- _Records shown_:

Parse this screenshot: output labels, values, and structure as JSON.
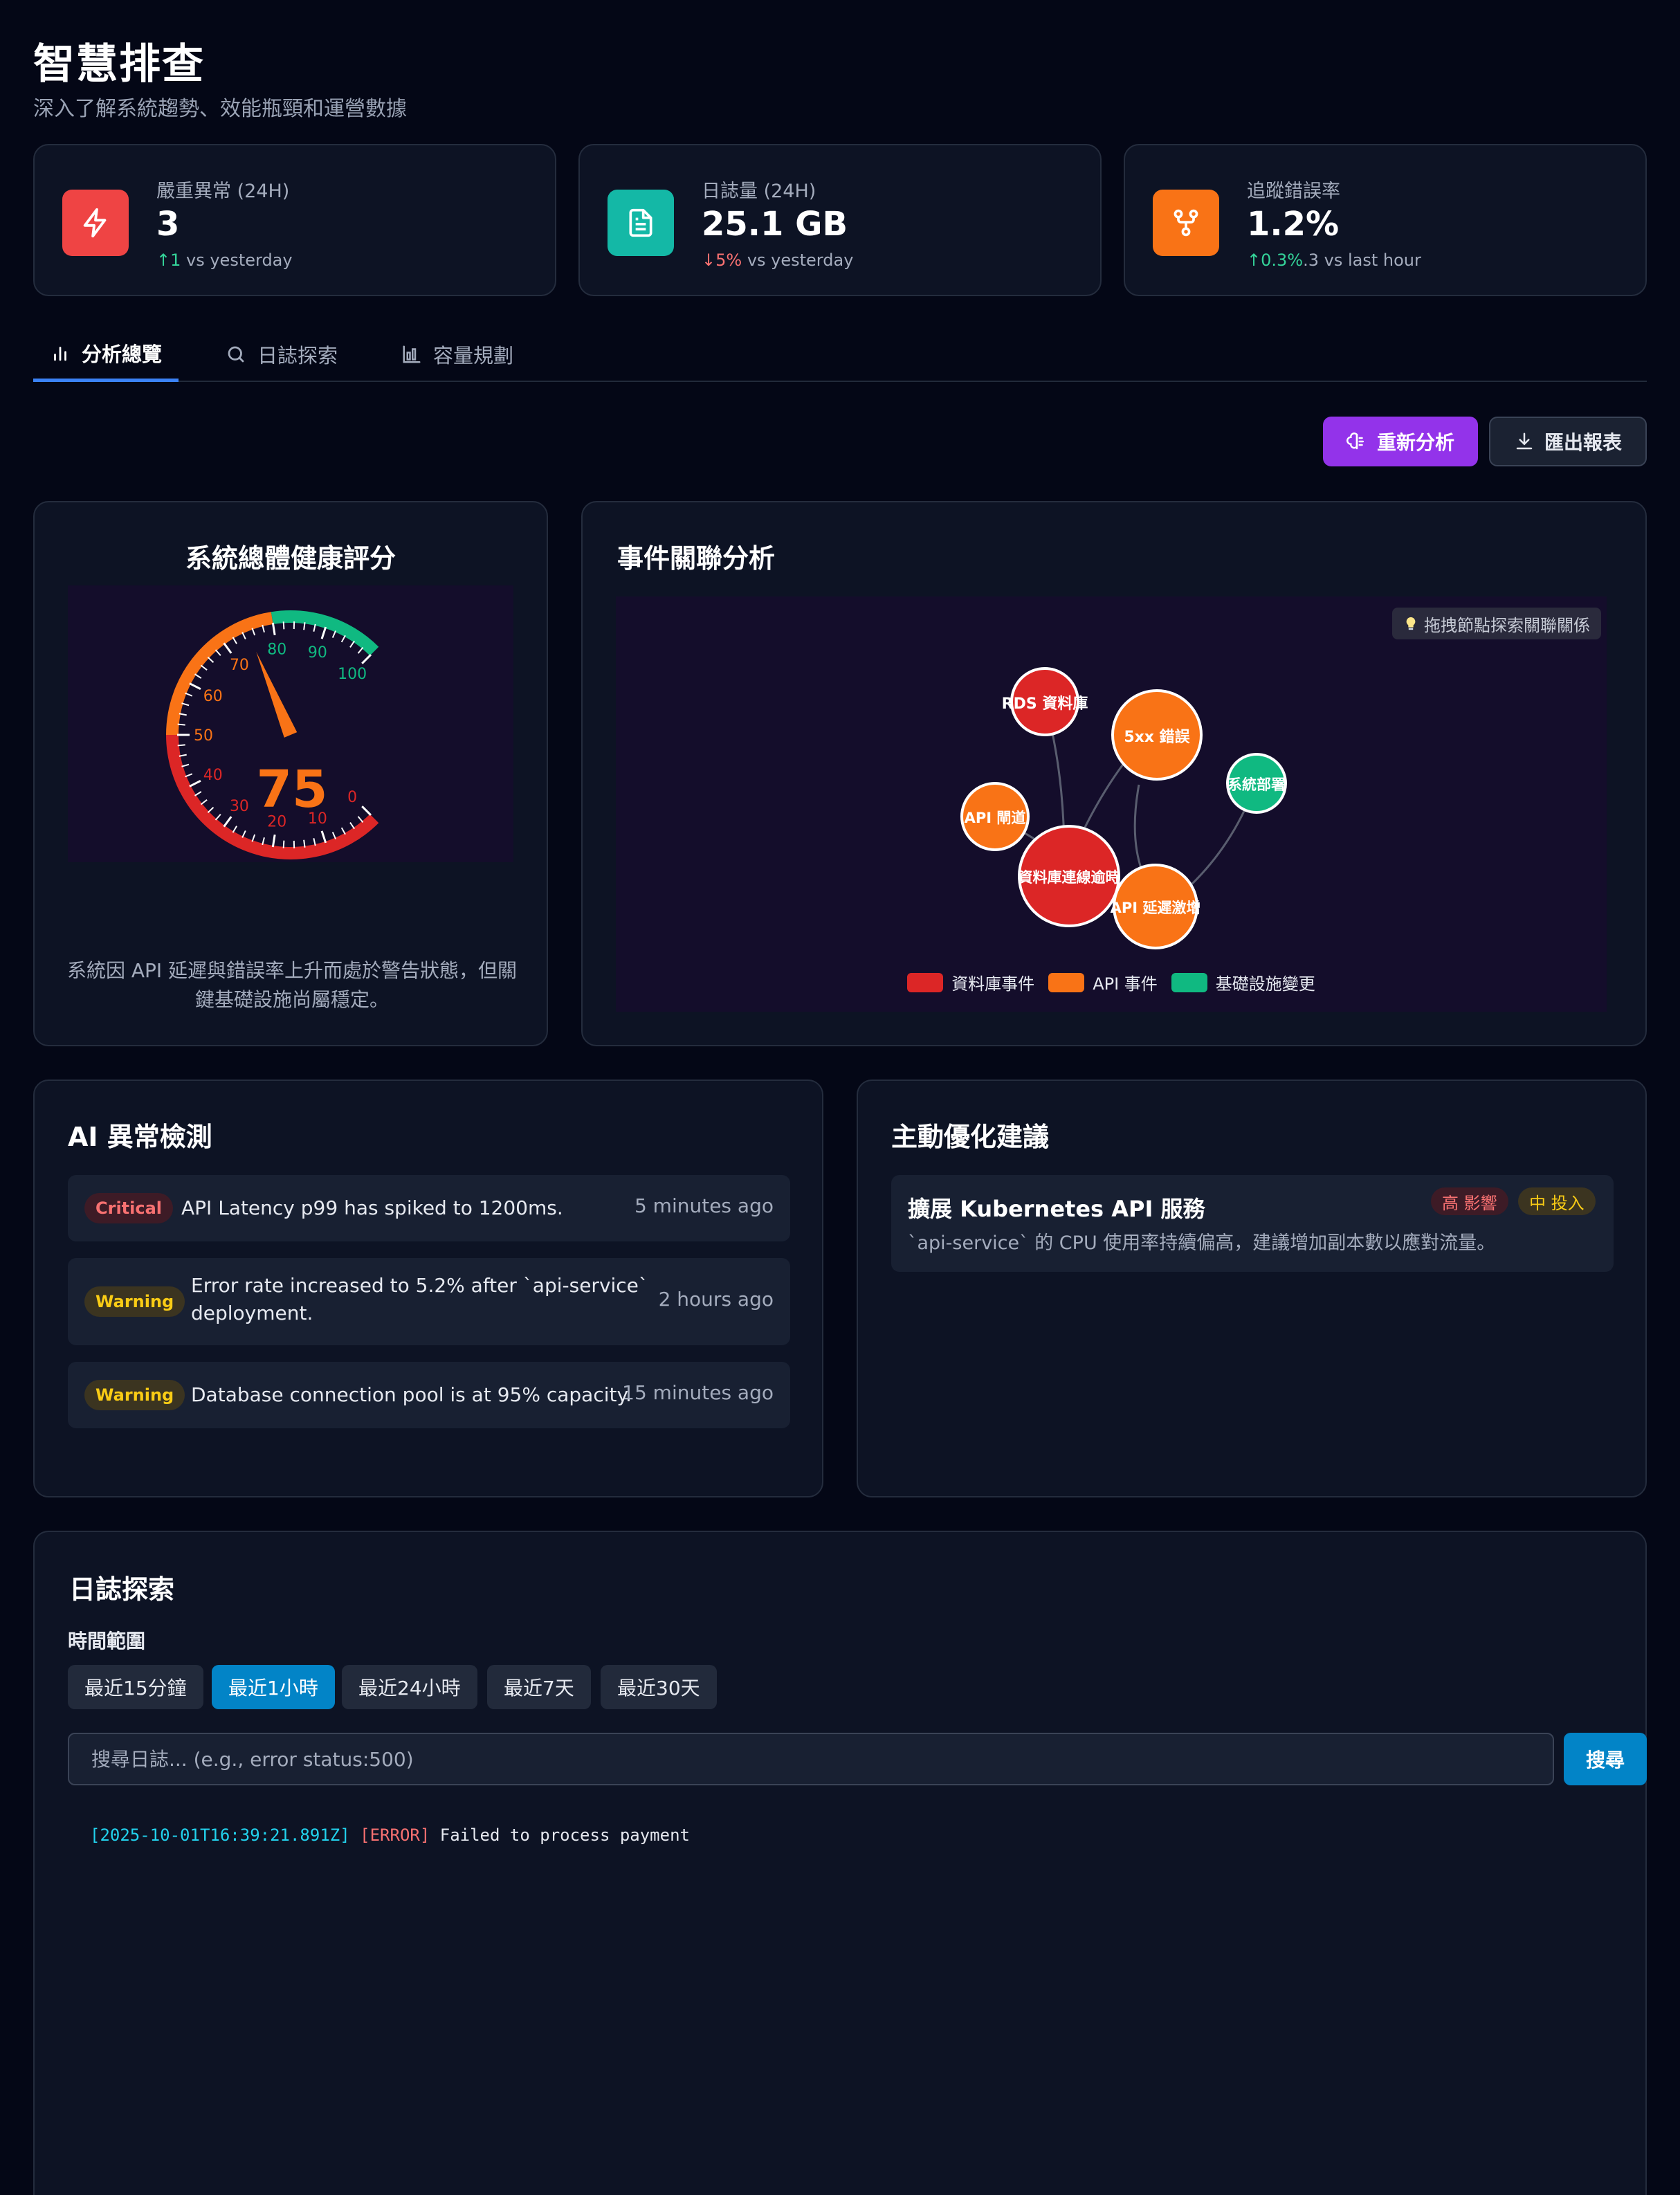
{
  "page": {
    "title": "智慧排查",
    "subtitle": "深入了解系統趨勢、效能瓶頸和運營數據"
  },
  "stats": [
    {
      "label": "嚴重異常 (24H)",
      "value": "3",
      "delta_arrow": "↑",
      "delta_value": "1",
      "delta_suffix": " vs yesterday",
      "icon": "lightning-icon",
      "color": "#ef4444"
    },
    {
      "label": "日誌量 (24H)",
      "value": "25.1 GB",
      "delta_arrow": "↓",
      "delta_value": "5%",
      "delta_suffix": " vs yesterday",
      "icon": "document-icon",
      "color": "#14b8a6"
    },
    {
      "label": "追蹤錯誤率",
      "value": "1.2%",
      "delta_arrow": "↑",
      "delta_value": "0.3%",
      "delta_suffix": ".3 vs last hour",
      "icon": "network-icon",
      "color": "#f97316"
    }
  ],
  "tabs": [
    {
      "label": "分析總覽",
      "icon": "bar-chart-icon",
      "active": true
    },
    {
      "label": "日誌探索",
      "icon": "search-icon",
      "active": false
    },
    {
      "label": "容量規劃",
      "icon": "column-chart-icon",
      "active": false
    }
  ],
  "actions": {
    "reanalyze_label": "重新分析",
    "export_label": "匯出報表"
  },
  "health": {
    "title": "系統總體健康評分",
    "score": 75,
    "score_text": "75",
    "gauge_min": 0,
    "gauge_max": 100,
    "ticks": [
      "0",
      "10",
      "20",
      "30",
      "40",
      "50",
      "60",
      "70",
      "80",
      "90",
      "100"
    ],
    "description": "系統因 API 延遲與錯誤率上升而處於警告狀態，但關鍵基礎設施尚屬穩定。",
    "colors": {
      "critical": "#dc2626",
      "warning": "#f97316",
      "good": "#10b981"
    }
  },
  "correlation": {
    "title": "事件關聯分析",
    "hint": "拖拽節點探索關聯關係",
    "nodes": [
      {
        "label": "RDS 資料庫",
        "group": "db"
      },
      {
        "label": "5xx 錯誤",
        "group": "api"
      },
      {
        "label": "系統部署",
        "group": "infra"
      },
      {
        "label": "API 閘道",
        "group": "api"
      },
      {
        "label": "資料庫連線逾時",
        "group": "db"
      },
      {
        "label": "API 延遲激增",
        "group": "api"
      }
    ],
    "legend": [
      {
        "label": "資料庫事件",
        "color": "#dc2626"
      },
      {
        "label": "API 事件",
        "color": "#f97316"
      },
      {
        "label": "基礎設施變更",
        "color": "#10b981"
      }
    ]
  },
  "anomalies": {
    "title": "AI 異常檢測",
    "items": [
      {
        "severity": "Critical",
        "message": "API Latency p99 has spiked to 1200ms.",
        "time": "5 minutes ago"
      },
      {
        "severity": "Warning",
        "message": "Error rate increased to 5.2% after `api-service`",
        "message2": "deployment.",
        "time": "2 hours ago"
      },
      {
        "severity": "Warning",
        "message": "Database connection pool is at 95% capacity.",
        "time": "15 minutes ago"
      }
    ]
  },
  "suggestions": {
    "title": "主動優化建議",
    "items": [
      {
        "title": "擴展 Kubernetes API 服務",
        "description": "`api-service` 的 CPU 使用率持續偏高，建議增加副本數以應對流量。",
        "impact": "高 影響",
        "effort": "中 投入"
      }
    ]
  },
  "logs": {
    "title": "日誌探索",
    "range_label": "時間範圍",
    "ranges": [
      "最近15分鐘",
      "最近1小時",
      "最近24小時",
      "最近7天",
      "最近30天"
    ],
    "active_range": 1,
    "search_placeholder": "搜尋日誌... (e.g., error status:500)",
    "search_value": "",
    "search_button": "搜尋",
    "entries": [
      {
        "timestamp": "[2025-10-01T16:39:21.891Z]",
        "level": "[ERROR]",
        "message": "Failed to process payment"
      }
    ]
  }
}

- _Task_:
Copy every line above that includes the string "description".

- _Task result_:
    "description": "系統因 API 延遲與錯誤率上升而處於警告狀態，但關鍵基礎設施尚屬穩定。",
        "description": "`api-service` 的 CPU 使用率持續偏高，建議增加副本數以應對流量。",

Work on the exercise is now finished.